### Records contained in a dataset
────────────────────
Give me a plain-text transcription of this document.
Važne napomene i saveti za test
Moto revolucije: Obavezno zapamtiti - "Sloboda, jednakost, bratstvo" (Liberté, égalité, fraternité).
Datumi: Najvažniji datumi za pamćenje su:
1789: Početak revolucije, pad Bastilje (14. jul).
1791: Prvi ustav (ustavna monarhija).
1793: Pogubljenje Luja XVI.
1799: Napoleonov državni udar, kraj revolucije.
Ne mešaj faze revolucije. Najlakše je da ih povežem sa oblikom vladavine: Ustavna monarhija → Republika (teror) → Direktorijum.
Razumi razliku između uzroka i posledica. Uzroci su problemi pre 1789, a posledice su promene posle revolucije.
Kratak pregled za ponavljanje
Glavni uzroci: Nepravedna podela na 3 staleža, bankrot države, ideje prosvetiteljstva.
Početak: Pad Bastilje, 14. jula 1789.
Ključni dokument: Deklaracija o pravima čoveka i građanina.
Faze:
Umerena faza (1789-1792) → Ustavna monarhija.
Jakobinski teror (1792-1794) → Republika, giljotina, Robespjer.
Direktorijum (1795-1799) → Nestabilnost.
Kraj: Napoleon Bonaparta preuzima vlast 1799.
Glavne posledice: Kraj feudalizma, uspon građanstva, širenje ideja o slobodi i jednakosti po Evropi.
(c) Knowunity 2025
────────────────────
### Task requirements
Using the records given above, list every line that includes the word "teror".

### Written answer
Ne mešaj faze revolucije. Najlakše je da ih povežem sa oblikom vladavine: Ustavna monarhija → Republika (teror) → Direktorijum.
Jakobinski teror (1792-1794) → Republika, giljotina, Robespjer.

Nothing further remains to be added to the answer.